• _Task brief_
Using the entries that follow, collect the lines where the word "time" appears.

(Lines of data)
— start —

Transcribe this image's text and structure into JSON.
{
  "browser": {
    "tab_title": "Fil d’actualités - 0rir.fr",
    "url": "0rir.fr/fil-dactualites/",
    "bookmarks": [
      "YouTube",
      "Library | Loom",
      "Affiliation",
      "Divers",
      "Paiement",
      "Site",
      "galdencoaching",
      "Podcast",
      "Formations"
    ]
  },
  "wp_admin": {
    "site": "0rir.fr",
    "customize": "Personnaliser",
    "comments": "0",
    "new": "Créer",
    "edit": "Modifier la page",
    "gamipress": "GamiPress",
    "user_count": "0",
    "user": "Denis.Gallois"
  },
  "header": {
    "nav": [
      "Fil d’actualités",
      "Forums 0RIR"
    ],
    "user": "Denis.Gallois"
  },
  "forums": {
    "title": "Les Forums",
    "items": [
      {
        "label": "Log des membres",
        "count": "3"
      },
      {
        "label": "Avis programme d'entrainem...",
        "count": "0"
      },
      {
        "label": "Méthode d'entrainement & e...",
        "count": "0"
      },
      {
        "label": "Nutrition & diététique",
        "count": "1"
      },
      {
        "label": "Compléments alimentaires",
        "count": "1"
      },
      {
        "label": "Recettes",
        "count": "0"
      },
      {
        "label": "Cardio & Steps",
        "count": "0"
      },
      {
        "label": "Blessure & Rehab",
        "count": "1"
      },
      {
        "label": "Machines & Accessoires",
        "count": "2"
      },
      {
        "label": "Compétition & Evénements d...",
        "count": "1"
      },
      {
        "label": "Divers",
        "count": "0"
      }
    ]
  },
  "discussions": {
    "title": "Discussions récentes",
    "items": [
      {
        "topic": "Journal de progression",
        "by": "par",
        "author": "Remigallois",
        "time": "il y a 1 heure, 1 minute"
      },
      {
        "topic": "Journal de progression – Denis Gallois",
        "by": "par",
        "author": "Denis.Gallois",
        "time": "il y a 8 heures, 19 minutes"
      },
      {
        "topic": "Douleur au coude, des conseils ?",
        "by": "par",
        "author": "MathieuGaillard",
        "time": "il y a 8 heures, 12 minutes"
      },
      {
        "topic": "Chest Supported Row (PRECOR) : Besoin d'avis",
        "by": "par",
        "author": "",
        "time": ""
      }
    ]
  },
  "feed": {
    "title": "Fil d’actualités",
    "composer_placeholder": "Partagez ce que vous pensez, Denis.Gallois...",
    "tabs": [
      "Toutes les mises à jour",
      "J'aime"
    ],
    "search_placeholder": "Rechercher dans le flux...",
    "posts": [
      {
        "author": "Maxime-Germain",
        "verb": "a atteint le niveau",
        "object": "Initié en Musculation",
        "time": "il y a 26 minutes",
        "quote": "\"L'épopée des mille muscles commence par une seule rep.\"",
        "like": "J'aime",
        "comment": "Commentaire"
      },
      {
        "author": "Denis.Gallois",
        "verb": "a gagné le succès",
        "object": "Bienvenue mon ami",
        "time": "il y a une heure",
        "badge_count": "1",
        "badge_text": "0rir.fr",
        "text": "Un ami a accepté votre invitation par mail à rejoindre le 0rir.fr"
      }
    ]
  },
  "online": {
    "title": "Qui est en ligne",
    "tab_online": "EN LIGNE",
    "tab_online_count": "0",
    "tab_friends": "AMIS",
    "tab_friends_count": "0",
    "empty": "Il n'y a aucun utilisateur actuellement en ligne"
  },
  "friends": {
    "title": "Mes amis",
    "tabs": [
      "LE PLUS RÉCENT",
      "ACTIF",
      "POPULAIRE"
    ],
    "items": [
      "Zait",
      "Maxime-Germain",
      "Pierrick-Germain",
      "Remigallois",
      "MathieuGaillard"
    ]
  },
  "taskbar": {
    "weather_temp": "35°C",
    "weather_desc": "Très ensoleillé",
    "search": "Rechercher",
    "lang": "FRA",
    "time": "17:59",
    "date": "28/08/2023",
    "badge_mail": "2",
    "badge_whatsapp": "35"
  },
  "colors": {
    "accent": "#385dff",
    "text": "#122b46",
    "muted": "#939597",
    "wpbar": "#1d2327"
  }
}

— end —

• _In response_
        "time": "il y a 1 heure, 1 minute"
        "time": "il y a 8 heures, 19 minutes"
        "time": "il y a 8 heures, 12 minutes"
        "time": ""
        "time": "il y a 26 minutes",
        "time": "il y a une heure",
    "time": "17:59",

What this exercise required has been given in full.